## Task
Your task is to copy each line that has the word "days".

## Data to use
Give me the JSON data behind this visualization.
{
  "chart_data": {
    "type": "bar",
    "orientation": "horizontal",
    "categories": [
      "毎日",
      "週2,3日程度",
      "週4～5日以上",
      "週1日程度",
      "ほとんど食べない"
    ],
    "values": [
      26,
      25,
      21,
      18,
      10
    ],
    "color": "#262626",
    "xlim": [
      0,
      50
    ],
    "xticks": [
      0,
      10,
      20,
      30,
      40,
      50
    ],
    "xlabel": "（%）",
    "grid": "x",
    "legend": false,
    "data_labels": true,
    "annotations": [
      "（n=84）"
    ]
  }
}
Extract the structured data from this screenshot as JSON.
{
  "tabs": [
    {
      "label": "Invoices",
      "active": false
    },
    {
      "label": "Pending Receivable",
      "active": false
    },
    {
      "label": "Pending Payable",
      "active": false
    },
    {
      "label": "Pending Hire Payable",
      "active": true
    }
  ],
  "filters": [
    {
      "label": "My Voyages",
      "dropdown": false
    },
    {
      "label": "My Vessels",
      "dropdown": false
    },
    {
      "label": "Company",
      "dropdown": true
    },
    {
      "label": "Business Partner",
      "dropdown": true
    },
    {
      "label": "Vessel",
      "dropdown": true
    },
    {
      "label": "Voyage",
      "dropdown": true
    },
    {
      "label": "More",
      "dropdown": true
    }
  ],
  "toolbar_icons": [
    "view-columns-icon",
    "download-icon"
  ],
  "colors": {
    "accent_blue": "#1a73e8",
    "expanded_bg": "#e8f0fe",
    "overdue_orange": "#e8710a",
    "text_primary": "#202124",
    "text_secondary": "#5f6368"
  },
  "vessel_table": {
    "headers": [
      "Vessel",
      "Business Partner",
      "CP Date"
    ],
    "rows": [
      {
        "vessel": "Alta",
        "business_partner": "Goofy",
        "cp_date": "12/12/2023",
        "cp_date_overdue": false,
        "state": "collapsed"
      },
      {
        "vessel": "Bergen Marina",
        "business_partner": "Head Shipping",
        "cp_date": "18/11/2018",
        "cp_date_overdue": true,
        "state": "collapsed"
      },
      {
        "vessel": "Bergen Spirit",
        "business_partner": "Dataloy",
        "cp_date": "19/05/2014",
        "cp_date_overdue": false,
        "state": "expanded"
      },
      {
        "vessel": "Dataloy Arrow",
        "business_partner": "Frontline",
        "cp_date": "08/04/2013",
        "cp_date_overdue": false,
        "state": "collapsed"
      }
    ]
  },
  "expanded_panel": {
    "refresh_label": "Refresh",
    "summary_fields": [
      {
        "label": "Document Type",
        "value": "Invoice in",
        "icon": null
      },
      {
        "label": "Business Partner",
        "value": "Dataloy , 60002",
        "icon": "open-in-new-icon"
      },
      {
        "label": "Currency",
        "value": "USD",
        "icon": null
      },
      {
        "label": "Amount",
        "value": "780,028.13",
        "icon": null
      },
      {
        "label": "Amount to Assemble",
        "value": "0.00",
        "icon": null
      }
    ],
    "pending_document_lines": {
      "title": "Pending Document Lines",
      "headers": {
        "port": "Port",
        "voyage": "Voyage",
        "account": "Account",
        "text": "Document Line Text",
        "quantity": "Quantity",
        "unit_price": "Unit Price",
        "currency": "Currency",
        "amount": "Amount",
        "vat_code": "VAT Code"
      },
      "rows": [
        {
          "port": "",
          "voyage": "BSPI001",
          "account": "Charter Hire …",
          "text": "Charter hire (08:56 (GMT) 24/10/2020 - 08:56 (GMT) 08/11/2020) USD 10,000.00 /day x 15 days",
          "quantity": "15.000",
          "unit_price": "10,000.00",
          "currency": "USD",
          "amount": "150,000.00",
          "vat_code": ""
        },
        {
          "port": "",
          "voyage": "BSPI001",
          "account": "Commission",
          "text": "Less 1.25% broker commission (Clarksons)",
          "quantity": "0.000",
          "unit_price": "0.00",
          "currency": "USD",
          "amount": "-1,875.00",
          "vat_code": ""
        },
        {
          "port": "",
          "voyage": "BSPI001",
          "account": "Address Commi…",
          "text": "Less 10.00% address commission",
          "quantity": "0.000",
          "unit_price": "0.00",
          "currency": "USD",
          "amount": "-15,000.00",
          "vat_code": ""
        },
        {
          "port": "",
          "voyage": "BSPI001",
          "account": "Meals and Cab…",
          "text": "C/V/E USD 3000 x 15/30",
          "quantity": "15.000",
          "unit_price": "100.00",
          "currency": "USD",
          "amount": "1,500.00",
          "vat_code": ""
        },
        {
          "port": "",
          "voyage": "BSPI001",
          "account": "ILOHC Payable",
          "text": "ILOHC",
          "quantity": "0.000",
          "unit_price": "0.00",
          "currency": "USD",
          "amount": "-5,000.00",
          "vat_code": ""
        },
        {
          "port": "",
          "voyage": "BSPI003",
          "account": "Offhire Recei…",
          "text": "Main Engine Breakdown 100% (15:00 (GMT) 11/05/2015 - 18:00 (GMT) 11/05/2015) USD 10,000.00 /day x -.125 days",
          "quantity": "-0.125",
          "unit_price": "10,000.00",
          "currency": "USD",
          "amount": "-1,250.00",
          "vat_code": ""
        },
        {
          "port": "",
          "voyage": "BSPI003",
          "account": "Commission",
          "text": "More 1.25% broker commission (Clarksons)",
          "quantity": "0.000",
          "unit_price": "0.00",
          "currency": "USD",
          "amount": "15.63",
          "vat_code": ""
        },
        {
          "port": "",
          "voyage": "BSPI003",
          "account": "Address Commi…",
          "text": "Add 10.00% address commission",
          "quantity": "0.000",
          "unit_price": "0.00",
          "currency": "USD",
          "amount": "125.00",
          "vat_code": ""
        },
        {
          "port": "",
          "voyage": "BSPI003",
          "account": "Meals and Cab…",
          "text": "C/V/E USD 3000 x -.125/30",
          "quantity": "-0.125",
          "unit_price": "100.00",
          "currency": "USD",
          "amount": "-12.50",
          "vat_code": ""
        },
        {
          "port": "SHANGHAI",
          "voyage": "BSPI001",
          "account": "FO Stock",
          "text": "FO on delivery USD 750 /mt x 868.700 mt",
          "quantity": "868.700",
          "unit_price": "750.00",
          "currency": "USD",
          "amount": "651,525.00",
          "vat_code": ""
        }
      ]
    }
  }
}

## Solution for this exercise
          "text": "Charter hire (08:56 (GMT) 24/10/2020 - 08:56 (GMT) 08/11/2020) USD 10,000.00 /day x 15 days",
          "text": "Main Engine Breakdown 100% (15:00 (GMT) 11/05/2015 - 18:00 (GMT) 11/05/2015) USD 10,000.00 /day x -.125 days",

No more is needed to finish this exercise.